• SHORT PROBLEM: Find each line with the word "предоставлении" and state how many there are, nothing more.

• GIVEN INFORMATION:

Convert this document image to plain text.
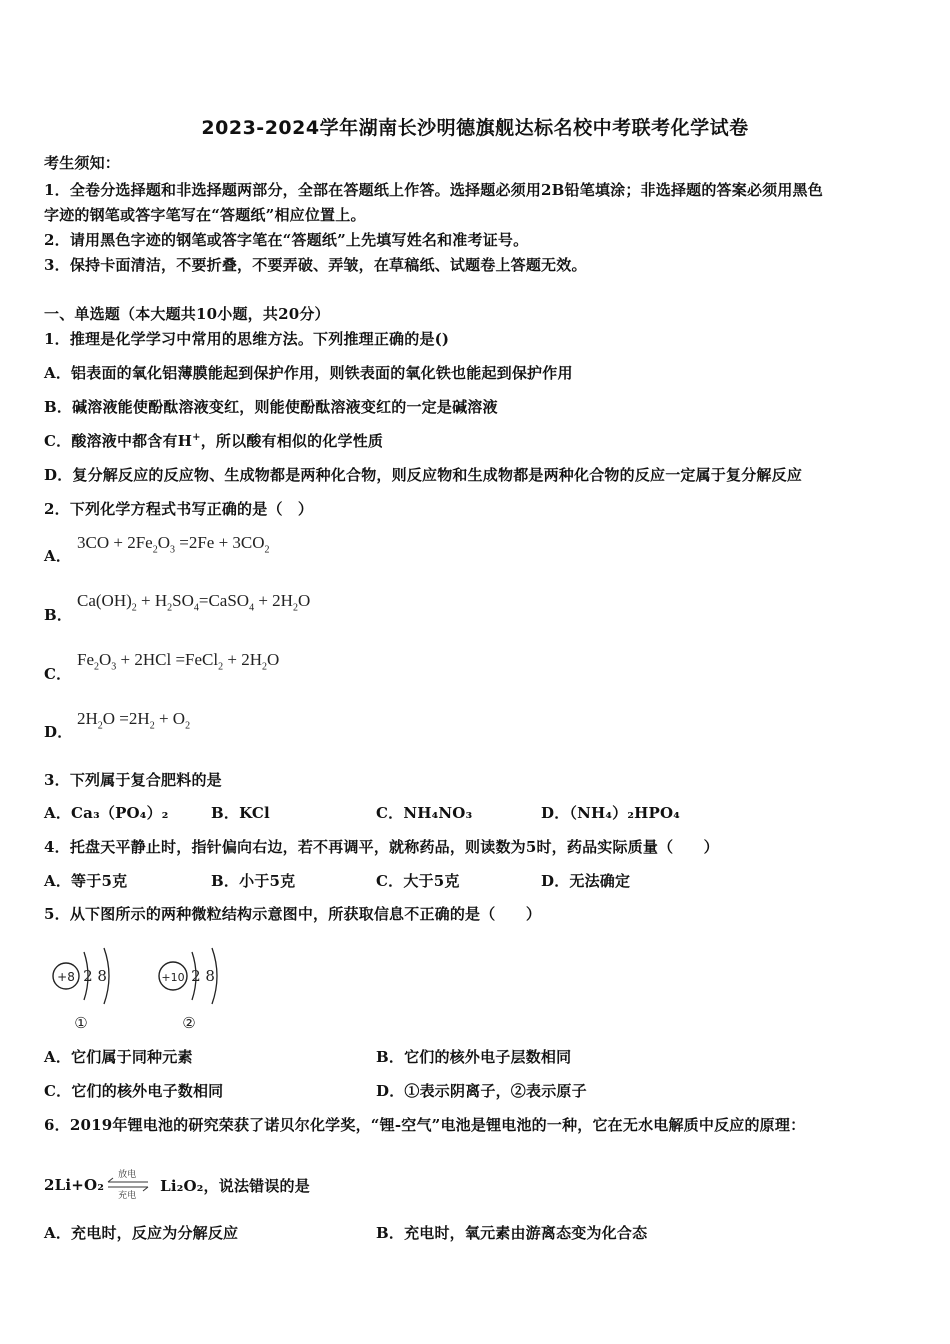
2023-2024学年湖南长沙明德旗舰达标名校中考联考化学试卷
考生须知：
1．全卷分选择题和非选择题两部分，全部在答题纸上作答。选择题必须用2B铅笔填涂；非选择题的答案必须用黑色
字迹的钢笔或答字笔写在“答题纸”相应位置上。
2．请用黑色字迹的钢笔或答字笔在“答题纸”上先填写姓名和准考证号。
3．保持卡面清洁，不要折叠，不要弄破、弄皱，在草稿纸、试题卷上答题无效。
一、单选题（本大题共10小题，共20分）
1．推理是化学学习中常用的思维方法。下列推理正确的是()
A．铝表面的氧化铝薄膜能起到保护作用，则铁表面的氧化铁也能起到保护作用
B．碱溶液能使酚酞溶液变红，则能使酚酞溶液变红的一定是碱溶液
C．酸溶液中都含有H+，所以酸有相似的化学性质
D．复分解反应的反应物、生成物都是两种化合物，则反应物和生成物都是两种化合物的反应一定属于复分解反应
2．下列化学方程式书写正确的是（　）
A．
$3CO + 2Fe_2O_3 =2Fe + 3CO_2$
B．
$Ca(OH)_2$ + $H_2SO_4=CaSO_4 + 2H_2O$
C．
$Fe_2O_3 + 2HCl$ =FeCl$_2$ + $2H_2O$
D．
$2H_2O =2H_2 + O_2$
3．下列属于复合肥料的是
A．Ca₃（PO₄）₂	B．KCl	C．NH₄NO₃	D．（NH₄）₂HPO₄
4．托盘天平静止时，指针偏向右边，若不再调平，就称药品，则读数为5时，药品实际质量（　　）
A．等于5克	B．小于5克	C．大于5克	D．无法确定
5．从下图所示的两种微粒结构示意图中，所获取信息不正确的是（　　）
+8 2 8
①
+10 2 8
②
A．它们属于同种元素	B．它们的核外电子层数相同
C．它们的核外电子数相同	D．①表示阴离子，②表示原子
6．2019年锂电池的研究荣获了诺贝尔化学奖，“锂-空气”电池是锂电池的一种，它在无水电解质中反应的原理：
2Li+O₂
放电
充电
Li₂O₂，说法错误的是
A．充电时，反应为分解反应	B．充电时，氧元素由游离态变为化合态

---

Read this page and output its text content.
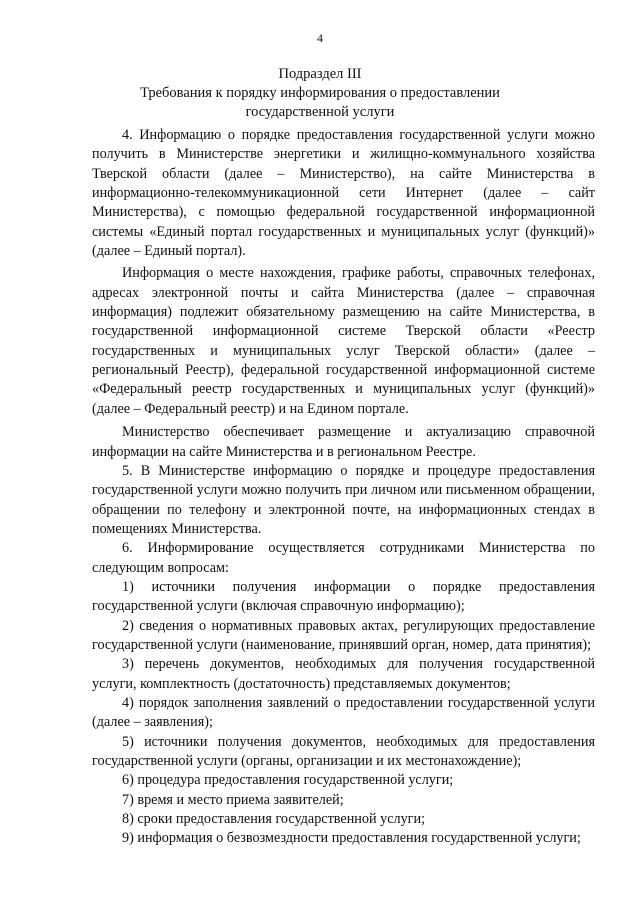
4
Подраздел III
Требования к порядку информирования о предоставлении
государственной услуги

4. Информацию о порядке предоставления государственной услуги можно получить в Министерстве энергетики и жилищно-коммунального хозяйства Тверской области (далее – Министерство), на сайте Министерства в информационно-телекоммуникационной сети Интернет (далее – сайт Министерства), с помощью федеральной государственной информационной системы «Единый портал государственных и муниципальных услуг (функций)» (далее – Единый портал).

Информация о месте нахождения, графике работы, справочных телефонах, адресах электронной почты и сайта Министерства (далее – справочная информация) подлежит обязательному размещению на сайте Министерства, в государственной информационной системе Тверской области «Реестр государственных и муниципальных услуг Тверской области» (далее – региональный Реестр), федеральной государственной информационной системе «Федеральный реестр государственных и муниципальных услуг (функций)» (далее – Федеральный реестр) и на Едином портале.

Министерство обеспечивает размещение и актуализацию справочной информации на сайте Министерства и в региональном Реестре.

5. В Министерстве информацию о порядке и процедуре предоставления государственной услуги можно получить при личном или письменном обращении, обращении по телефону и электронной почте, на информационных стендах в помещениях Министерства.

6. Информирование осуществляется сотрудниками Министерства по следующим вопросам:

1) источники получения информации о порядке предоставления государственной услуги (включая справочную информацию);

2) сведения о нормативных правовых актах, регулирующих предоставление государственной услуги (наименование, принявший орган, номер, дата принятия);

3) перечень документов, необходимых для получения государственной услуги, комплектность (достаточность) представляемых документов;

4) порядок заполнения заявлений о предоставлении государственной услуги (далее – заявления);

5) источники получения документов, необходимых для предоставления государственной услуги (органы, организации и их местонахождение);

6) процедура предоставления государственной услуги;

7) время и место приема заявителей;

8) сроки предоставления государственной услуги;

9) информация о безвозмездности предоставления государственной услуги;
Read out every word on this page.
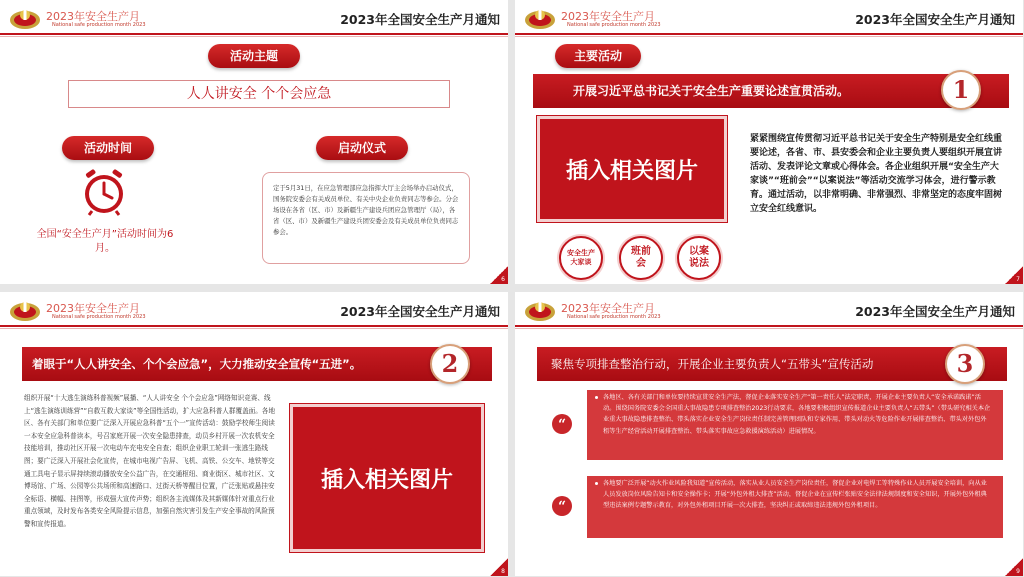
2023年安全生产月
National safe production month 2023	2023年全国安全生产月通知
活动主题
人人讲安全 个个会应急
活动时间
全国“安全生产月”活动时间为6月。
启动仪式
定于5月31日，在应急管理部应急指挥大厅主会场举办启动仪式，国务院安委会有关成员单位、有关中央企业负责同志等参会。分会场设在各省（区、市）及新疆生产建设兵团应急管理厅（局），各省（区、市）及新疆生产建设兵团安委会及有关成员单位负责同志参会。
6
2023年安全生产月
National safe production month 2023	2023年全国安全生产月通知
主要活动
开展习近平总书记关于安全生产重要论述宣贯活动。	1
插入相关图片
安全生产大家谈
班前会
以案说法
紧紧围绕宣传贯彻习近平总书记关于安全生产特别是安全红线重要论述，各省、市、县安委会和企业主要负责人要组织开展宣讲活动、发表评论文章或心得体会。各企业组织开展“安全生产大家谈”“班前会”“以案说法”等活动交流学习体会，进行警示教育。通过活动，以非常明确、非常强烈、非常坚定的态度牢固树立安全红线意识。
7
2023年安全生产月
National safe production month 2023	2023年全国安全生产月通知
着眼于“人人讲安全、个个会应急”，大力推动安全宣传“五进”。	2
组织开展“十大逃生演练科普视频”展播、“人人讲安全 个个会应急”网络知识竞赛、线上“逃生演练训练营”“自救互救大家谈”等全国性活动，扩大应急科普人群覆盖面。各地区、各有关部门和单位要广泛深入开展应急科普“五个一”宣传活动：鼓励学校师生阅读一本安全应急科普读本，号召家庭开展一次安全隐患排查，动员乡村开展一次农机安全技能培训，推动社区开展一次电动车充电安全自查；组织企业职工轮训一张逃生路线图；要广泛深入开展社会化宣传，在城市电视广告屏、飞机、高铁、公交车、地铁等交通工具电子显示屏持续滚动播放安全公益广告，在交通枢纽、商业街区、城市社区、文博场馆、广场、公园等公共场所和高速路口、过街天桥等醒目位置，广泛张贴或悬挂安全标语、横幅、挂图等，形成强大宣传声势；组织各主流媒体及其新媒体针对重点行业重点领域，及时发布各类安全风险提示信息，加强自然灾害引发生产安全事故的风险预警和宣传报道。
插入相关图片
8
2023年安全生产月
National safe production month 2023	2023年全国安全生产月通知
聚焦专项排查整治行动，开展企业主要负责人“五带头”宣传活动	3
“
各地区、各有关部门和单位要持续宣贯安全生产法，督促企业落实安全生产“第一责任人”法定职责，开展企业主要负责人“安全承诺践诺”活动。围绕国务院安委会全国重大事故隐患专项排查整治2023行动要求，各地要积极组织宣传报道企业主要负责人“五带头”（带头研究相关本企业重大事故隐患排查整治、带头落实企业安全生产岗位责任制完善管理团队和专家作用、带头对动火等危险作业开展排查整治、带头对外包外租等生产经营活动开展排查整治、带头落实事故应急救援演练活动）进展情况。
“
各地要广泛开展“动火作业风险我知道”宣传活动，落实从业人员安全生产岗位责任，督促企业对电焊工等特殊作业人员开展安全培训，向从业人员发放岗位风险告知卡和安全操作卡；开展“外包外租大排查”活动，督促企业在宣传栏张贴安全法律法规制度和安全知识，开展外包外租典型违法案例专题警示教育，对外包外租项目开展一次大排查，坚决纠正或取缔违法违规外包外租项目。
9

• REPLY TO THE EXERCISE: 2